| Your objective |
Locate the lines of the listing below that hold "Cardiac", then copy each of them.

Extracted data entries
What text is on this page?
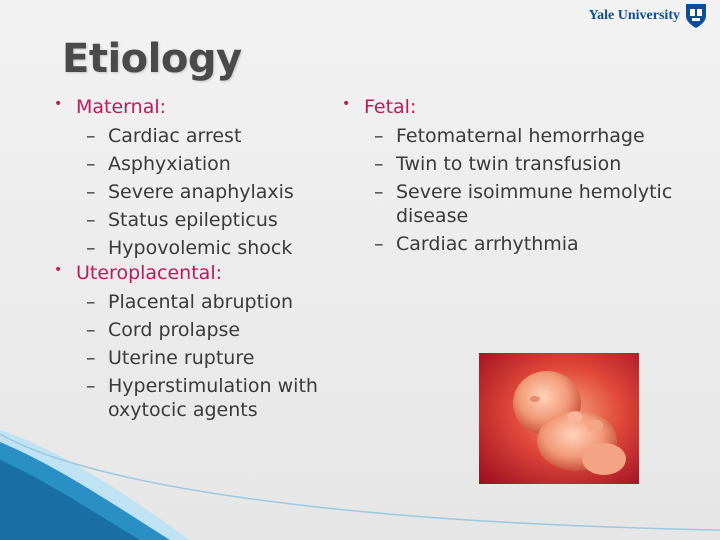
Yale University
Etiology
• Maternal:
– Cardiac arrest
– Asphyxiation
– Severe anaphylaxis
– Status epilepticus
– Hypovolemic shock
• Uteroplacental:
– Placental abruption
– Cord prolapse
– Uterine rupture
– Hyperstimulation with oxytocic agents
• Fetal:
– Fetomaternal hemorrhage
– Twin to twin transfusion
– Severe isoimmune hemolytic disease
– Cardiac arrhythmia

| Result of the task |
– Cardiac arrest
– Cardiac arrhythmia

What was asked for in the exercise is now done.